**WHAT TO DO:** Reproduce the records below exactly as they appear.

**RECORDS TO USE:**

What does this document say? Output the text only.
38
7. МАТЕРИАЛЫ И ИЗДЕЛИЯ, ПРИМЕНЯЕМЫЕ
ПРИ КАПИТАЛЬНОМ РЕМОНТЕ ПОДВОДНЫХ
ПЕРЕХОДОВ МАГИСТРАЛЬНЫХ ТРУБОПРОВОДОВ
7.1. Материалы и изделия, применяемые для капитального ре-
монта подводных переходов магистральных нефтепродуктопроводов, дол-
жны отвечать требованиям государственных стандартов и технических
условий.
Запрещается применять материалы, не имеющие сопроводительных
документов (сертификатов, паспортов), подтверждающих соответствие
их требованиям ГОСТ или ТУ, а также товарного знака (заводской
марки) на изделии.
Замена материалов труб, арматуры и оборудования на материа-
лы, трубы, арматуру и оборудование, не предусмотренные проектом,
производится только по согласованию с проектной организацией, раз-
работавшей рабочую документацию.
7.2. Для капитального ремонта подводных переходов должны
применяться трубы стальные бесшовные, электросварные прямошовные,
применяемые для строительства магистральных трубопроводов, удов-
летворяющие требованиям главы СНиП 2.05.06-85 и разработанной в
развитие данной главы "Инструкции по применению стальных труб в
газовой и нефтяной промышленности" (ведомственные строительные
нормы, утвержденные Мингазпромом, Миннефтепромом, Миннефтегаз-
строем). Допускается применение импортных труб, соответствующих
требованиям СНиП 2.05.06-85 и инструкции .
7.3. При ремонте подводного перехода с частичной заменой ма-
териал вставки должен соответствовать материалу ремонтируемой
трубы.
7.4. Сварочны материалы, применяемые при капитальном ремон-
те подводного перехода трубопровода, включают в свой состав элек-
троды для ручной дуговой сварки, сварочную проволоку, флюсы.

**FINAL ANSWER:**
What does this document say? Output the text only.
38
7. МАТЕРИАЛЫ И ИЗДЕЛИЯ, ПРИМЕНЯЕМЫЕ
ПРИ КАПИТАЛЬНОМ РЕМОНТЕ ПОДВОДНЫХ
ПЕРЕХОДОВ МАГИСТРАЛЬНЫХ ТРУБОПРОВОДОВ
7.1. Материалы и изделия, применяемые для капитального ре-
монта подводных переходов магистральных нефтепродуктопроводов, дол-
жны отвечать требованиям государственных стандартов и технических
условий.
Запрещается применять материалы, не имеющие сопроводительных
документов (сертификатов, паспортов), подтверждающих соответствие
их требованиям ГОСТ или ТУ, а также товарного знака (заводской
марки) на изделии.
Замена материалов труб, арматуры и оборудования на материа-
лы, трубы, арматуру и оборудование, не предусмотренные проектом,
производится только по согласованию с проектной организацией, раз-
работавшей рабочую документацию.
7.2. Для капитального ремонта подводных переходов должны
применяться трубы стальные бесшовные, электросварные прямошовные,
применяемые для строительства магистральных трубопроводов, удов-
летворяющие требованиям главы СНиП 2.05.06-85 и разработанной в
развитие данной главы "Инструкции по применению стальных труб в
газовой и нефтяной промышленности" (ведомственные строительные
нормы, утвержденные Мингазпромом, Миннефтепромом, Миннефтегаз-
строем). Допускается применение импортных труб, соответствующих
требованиям СНиП 2.05.06-85 и инструкции .
7.3. При ремонте подводного перехода с частичной заменой ма-
териал вставки должен соответствовать материалу ремонтируемой
трубы.
7.4. Сварочны материалы, применяемые при капитальном ремон-
те подводного перехода трубопровода, включают в свой состав элек-
троды для ручной дуговой сварки, сварочную проволоку, флюсы.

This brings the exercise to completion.